_SHORT PROBLEM_: Write out the data below exactly as given, without any of its pictures.

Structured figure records
++++

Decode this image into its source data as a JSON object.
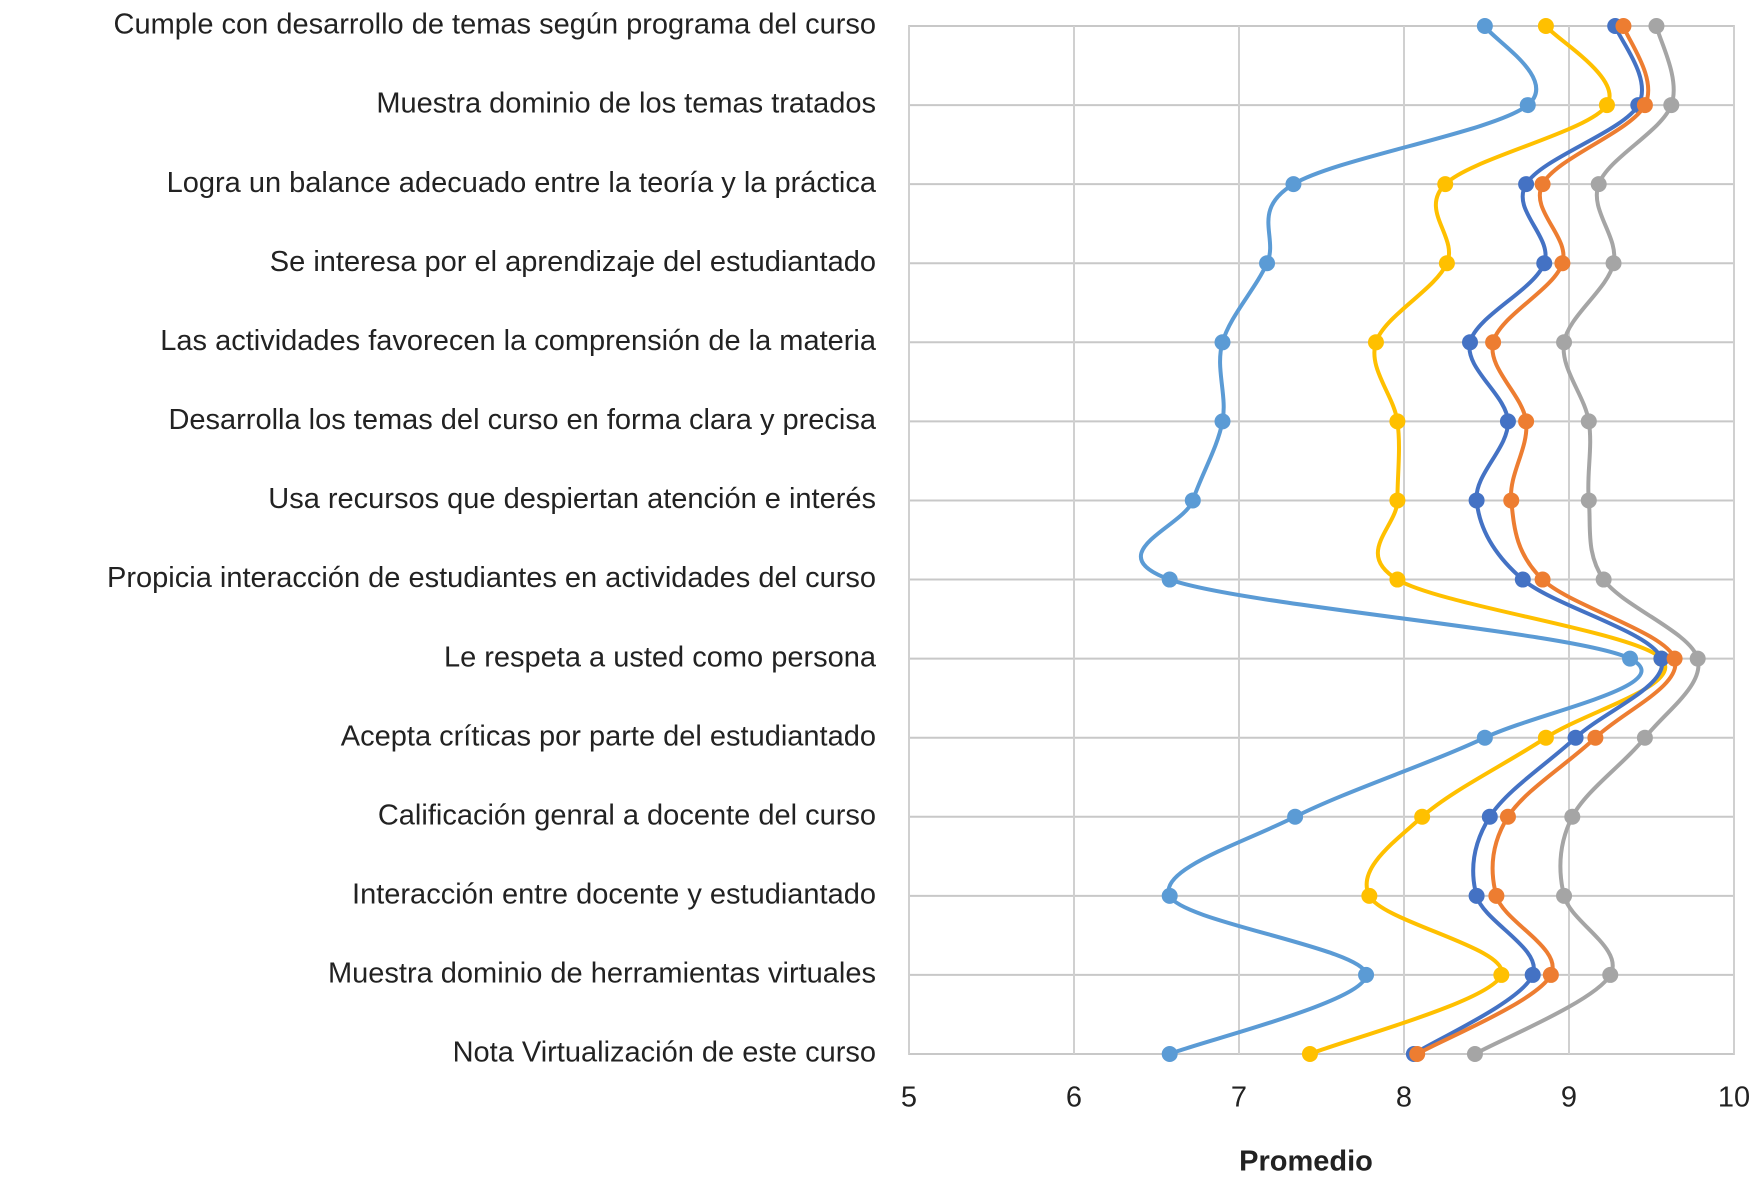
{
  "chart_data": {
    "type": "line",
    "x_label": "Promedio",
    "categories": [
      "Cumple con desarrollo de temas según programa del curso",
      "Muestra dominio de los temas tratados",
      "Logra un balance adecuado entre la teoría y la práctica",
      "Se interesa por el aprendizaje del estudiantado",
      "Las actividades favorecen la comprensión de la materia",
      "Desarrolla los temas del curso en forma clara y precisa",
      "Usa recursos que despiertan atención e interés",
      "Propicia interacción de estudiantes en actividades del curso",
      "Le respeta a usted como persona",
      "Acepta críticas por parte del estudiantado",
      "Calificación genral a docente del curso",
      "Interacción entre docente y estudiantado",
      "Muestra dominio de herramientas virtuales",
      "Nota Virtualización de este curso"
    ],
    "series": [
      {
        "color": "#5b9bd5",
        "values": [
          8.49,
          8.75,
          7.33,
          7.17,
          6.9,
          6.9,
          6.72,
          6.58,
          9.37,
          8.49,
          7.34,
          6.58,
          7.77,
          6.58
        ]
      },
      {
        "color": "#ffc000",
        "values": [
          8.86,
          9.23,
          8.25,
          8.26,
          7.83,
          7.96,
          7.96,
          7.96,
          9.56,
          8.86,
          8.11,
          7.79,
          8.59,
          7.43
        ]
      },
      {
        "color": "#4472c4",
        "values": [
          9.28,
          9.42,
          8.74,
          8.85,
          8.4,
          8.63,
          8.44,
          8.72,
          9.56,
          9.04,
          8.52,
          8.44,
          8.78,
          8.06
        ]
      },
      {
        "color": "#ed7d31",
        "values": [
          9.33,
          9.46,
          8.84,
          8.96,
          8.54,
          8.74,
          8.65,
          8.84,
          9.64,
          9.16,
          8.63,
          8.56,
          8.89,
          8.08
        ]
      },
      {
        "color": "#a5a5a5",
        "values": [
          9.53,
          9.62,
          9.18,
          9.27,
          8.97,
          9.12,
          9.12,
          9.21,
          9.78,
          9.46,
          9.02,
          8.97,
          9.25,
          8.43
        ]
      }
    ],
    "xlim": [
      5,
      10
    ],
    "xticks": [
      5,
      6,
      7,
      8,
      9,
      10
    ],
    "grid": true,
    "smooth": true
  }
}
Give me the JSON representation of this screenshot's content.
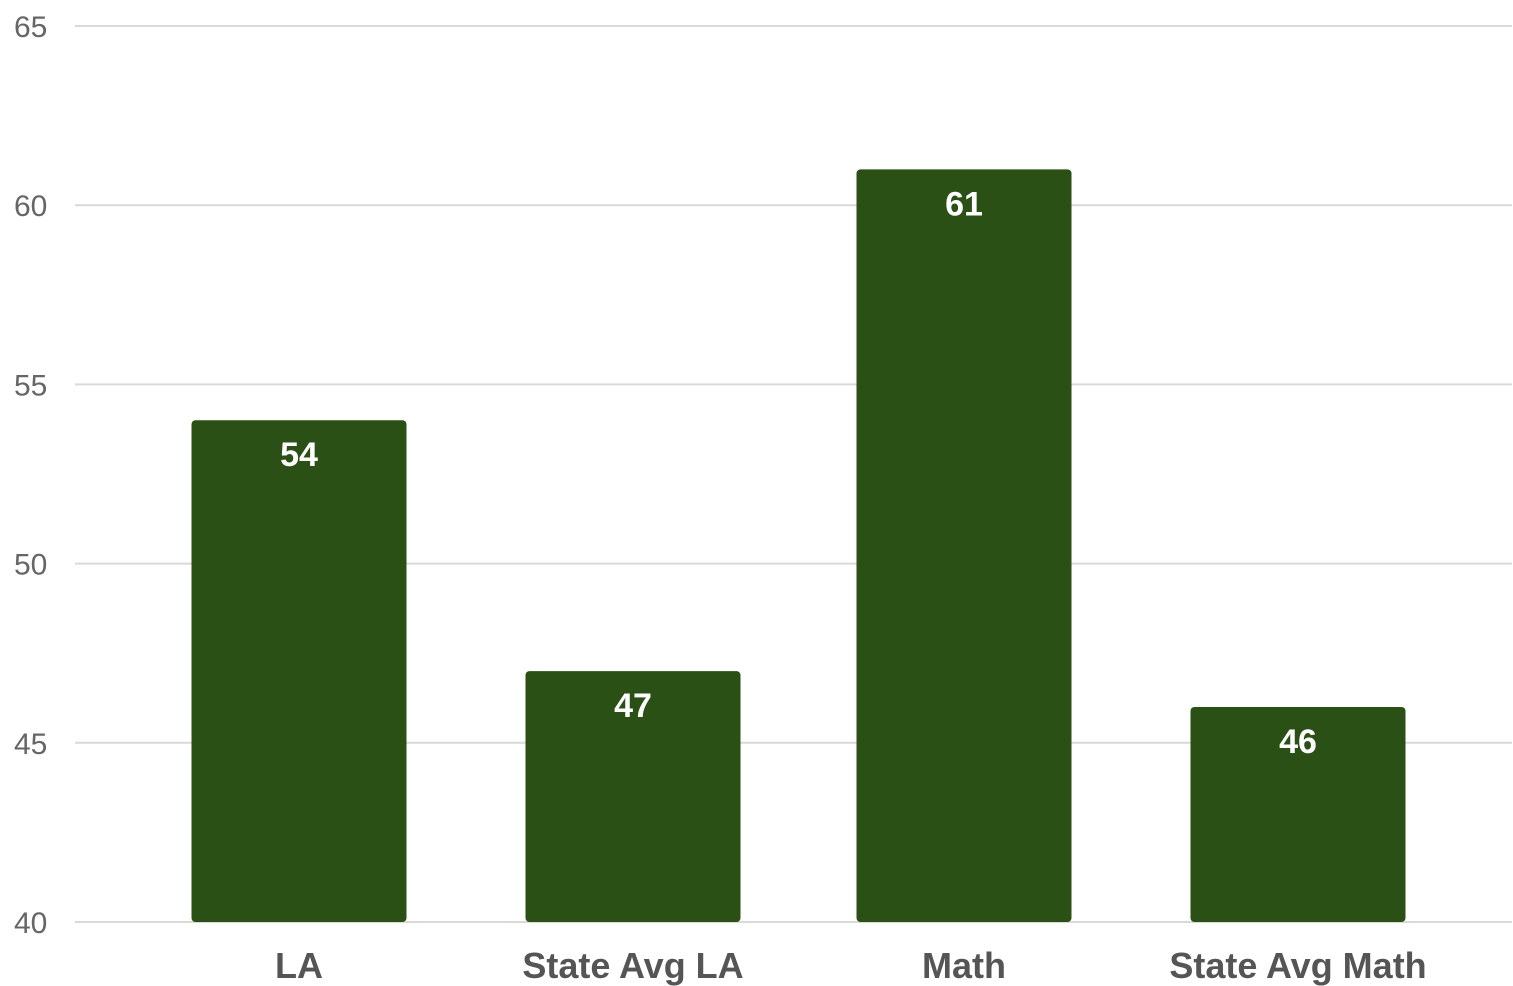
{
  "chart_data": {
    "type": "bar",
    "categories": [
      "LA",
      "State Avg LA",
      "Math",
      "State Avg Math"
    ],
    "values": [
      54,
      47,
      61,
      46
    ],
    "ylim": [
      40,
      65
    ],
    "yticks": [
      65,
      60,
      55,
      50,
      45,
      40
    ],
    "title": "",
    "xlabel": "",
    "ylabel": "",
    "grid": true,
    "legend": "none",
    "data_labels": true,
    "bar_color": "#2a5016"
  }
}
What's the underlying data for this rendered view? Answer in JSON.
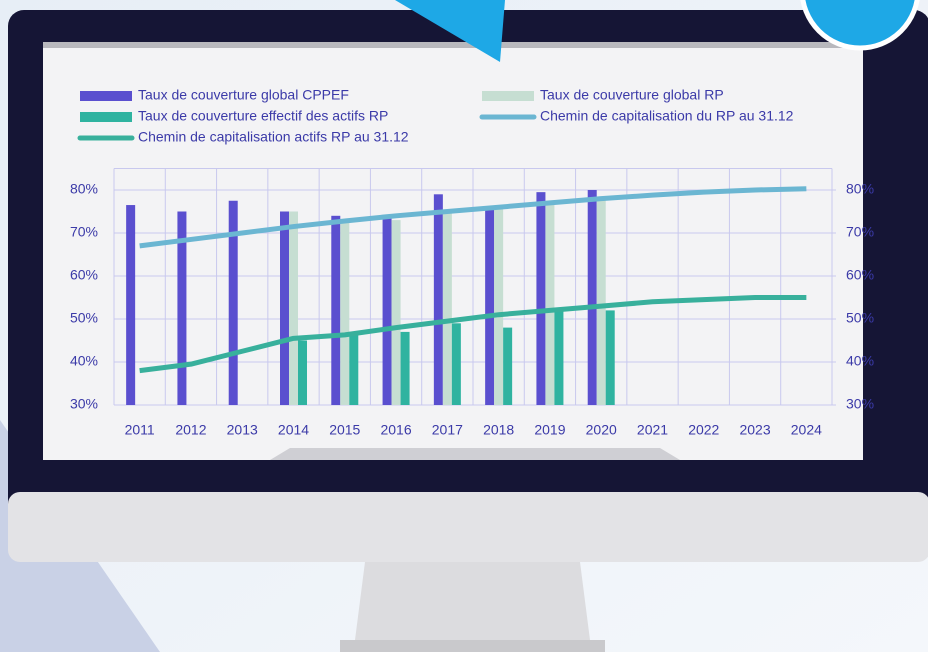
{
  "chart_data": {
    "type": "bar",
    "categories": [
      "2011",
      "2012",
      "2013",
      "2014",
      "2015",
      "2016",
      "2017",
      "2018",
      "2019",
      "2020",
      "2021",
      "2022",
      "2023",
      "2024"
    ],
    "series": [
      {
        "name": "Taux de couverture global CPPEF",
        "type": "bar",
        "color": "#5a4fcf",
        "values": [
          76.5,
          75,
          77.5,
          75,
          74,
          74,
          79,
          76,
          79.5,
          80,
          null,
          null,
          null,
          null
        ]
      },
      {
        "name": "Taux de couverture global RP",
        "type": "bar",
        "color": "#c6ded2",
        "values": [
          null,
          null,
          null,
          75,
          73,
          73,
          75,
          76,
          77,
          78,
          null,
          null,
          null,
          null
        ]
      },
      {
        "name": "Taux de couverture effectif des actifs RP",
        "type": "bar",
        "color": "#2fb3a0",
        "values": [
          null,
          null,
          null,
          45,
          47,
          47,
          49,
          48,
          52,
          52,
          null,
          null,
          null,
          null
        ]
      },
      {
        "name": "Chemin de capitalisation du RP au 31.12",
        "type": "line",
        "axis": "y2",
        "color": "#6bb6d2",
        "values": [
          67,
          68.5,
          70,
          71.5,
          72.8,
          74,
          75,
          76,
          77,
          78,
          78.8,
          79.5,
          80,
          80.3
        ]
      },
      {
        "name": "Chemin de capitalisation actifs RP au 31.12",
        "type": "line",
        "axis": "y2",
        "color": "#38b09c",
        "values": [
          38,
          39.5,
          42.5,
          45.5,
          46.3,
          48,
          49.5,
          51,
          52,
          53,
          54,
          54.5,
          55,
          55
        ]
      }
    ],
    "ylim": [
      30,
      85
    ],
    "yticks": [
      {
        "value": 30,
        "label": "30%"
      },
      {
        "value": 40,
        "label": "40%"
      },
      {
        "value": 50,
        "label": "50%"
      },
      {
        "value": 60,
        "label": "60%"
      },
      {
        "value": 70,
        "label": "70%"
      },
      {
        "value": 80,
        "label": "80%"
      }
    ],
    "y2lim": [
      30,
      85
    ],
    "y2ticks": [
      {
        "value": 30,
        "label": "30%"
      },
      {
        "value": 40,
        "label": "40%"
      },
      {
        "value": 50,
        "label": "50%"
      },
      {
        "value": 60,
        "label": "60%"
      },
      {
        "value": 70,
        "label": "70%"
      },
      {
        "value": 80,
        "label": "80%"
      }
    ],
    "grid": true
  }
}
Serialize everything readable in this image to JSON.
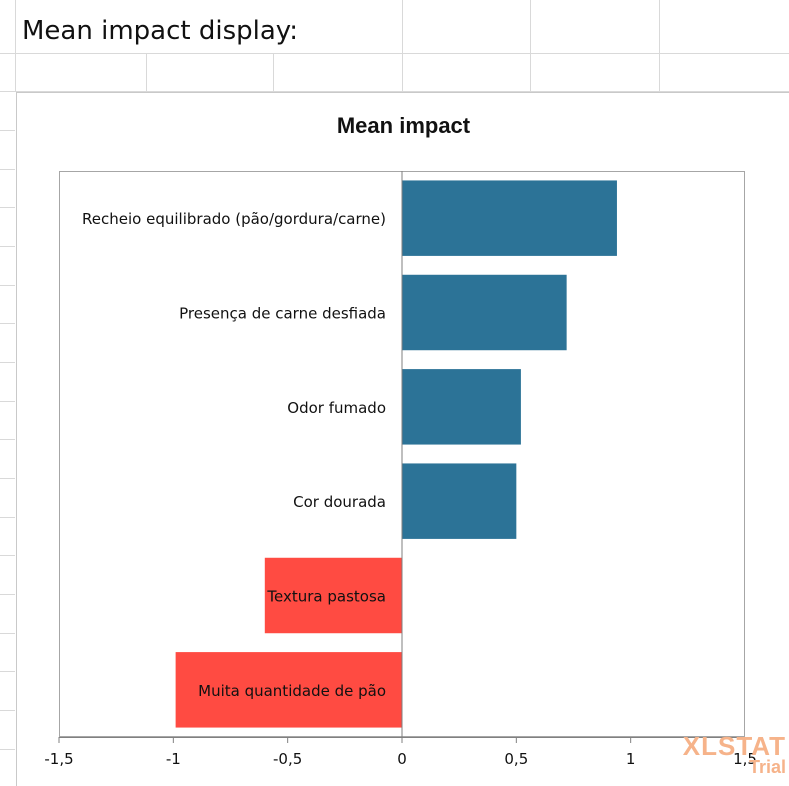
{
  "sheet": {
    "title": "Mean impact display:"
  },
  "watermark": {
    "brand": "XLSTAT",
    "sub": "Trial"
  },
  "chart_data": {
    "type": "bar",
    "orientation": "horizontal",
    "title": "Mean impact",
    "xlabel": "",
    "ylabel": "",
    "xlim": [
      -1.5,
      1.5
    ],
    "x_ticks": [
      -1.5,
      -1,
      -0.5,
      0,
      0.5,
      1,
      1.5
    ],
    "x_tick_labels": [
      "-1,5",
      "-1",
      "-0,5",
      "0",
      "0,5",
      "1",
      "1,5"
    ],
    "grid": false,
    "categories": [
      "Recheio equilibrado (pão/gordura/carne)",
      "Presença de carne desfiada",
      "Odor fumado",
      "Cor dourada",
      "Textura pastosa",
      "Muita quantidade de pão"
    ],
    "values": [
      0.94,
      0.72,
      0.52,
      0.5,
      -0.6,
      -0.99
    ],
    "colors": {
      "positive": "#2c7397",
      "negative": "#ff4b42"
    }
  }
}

++++

_ANSWER TO THE PROBLEM_:
Decode this image into its source data as a JSON object.
{
  "chart_data": {
    "type": "line",
    "x_label": "Promedio",
    "categories": [
      "Cumple con desarrollo de temas según programa del curso",
      "Muestra dominio de los temas tratados",
      "Logra un balance adecuado entre la teoría y la práctica",
      "Se interesa por el aprendizaje del estudiantado",
      "Las actividades favorecen la comprensión de la materia",
      "Desarrolla los temas del curso en forma clara y precisa",
      "Usa recursos que despiertan atención e interés",
      "Propicia interacción de estudiantes en actividades del curso",
      "Le respeta a usted como persona",
      "Acepta críticas por parte del estudiantado",
      "Calificación genral a docente del curso",
      "Interacción entre docente y estudiantado",
      "Muestra dominio de herramientas virtuales",
      "Nota Virtualización de este curso"
    ],
    "series": [
      {
        "color": "#5b9bd5",
        "values": [
          8.49,
          8.75,
          7.33,
          7.17,
          6.9,
          6.9,
          6.72,
          6.58,
          9.37,
          8.49,
          7.34,
          6.58,
          7.77,
          6.58
        ]
      },
      {
        "color": "#ffc000",
        "values": [
          8.86,
          9.23,
          8.25,
          8.26,
          7.83,
          7.96,
          7.96,
          7.96,
          9.56,
          8.86,
          8.11,
          7.79,
          8.59,
          7.43
        ]
      },
      {
        "color": "#4472c4",
        "values": [
          9.28,
          9.42,
          8.74,
          8.85,
          8.4,
          8.63,
          8.44,
          8.72,
          9.56,
          9.04,
          8.52,
          8.44,
          8.78,
          8.06
        ]
      },
      {
        "color": "#ed7d31",
        "values": [
          9.33,
          9.46,
          8.84,
          8.96,
          8.54,
          8.74,
          8.65,
          8.84,
          9.64,
          9.16,
          8.63,
          8.56,
          8.89,
          8.08
        ]
      },
      {
        "color": "#a5a5a5",
        "values": [
          9.53,
          9.62,
          9.18,
          9.27,
          8.97,
          9.12,
          9.12,
          9.21,
          9.78,
          9.46,
          9.02,
          8.97,
          9.25,
          8.43
        ]
      }
    ],
    "xlim": [
      5,
      10
    ],
    "xticks": [
      5,
      6,
      7,
      8,
      9,
      10
    ],
    "grid": true,
    "smooth": true
  }
}
Give me the JSON representation of this screenshot's content.
{
  "chart_data": {
    "type": "bar",
    "categories": [
      "LA",
      "State Avg LA",
      "Math",
      "State Avg Math"
    ],
    "values": [
      54,
      47,
      61,
      46
    ],
    "ylim": [
      40,
      65
    ],
    "yticks": [
      65,
      60,
      55,
      50,
      45,
      40
    ],
    "title": "",
    "xlabel": "",
    "ylabel": "",
    "grid": true,
    "legend": "none",
    "data_labels": true,
    "bar_color": "#2a5016"
  }
}
What's the underlying data for this rendered view? Answer in JSON.
{
  "chart_data": {
    "type": "bar",
    "categories": [
      "2011",
      "2012",
      "2013",
      "2014",
      "2015",
      "2016",
      "2017",
      "2018",
      "2019",
      "2020",
      "2021",
      "2022",
      "2023",
      "2024"
    ],
    "series": [
      {
        "name": "Taux de couverture global CPPEF",
        "type": "bar",
        "color": "#5a4fcf",
        "values": [
          76.5,
          75,
          77.5,
          75,
          74,
          74,
          79,
          76,
          79.5,
          80,
          null,
          null,
          null,
          null
        ]
      },
      {
        "name": "Taux de couverture global RP",
        "type": "bar",
        "color": "#c6ded2",
        "values": [
          null,
          null,
          null,
          75,
          73,
          73,
          75,
          76,
          77,
          78,
          null,
          null,
          null,
          null
        ]
      },
      {
        "name": "Taux de couverture effectif des actifs RP",
        "type": "bar",
        "color": "#2fb3a0",
        "values": [
          null,
          null,
          null,
          45,
          47,
          47,
          49,
          48,
          52,
          52,
          null,
          null,
          null,
          null
        ]
      },
      {
        "name": "Chemin de capitalisation du RP au 31.12",
        "type": "line",
        "axis": "y2",
        "color": "#6bb6d2",
        "values": [
          67,
          68.5,
          70,
          71.5,
          72.8,
          74,
          75,
          76,
          77,
          78,
          78.8,
          79.5,
          80,
          80.3
        ]
      },
      {
        "name": "Chemin de capitalisation actifs RP au 31.12",
        "type": "line",
        "axis": "y2",
        "color": "#38b09c",
        "values": [
          38,
          39.5,
          42.5,
          45.5,
          46.3,
          48,
          49.5,
          51,
          52,
          53,
          54,
          54.5,
          55,
          55
        ]
      }
    ],
    "ylim": [
      30,
      85
    ],
    "yticks": [
      {
        "value": 30,
        "label": "30%"
      },
      {
        "value": 40,
        "label": "40%"
      },
      {
        "value": 50,
        "label": "50%"
      },
      {
        "value": 60,
        "label": "60%"
      },
      {
        "value": 70,
        "label": "70%"
      },
      {
        "value": 80,
        "label": "80%"
      }
    ],
    "y2lim": [
      30,
      85
    ],
    "y2ticks": [
      {
        "value": 30,
        "label": "30%"
      },
      {
        "value": 40,
        "label": "40%"
      },
      {
        "value": 50,
        "label": "50%"
      },
      {
        "value": 60,
        "label": "60%"
      },
      {
        "value": 70,
        "label": "70%"
      },
      {
        "value": 80,
        "label": "80%"
      }
    ],
    "grid": true
  }
}
Serialize everything readable in this image to JSON.
{
  "sheet": {
    "title": "Mean impact display:"
  },
  "watermark": {
    "brand": "XLSTAT",
    "sub": "Trial"
  },
  "chart_data": {
    "type": "bar",
    "orientation": "horizontal",
    "title": "Mean impact",
    "xlabel": "",
    "ylabel": "",
    "xlim": [
      -1.5,
      1.5
    ],
    "x_ticks": [
      -1.5,
      -1,
      -0.5,
      0,
      0.5,
      1,
      1.5
    ],
    "x_tick_labels": [
      "-1,5",
      "-1",
      "-0,5",
      "0",
      "0,5",
      "1",
      "1,5"
    ],
    "grid": false,
    "categories": [
      "Recheio equilibrado (pão/gordura/carne)",
      "Presença de carne desfiada",
      "Odor fumado",
      "Cor dourada",
      "Textura pastosa",
      "Muita quantidade de pão"
    ],
    "values": [
      0.94,
      0.72,
      0.52,
      0.5,
      -0.6,
      -0.99
    ],
    "colors": {
      "positive": "#2c7397",
      "negative": "#ff4b42"
    }
  }
}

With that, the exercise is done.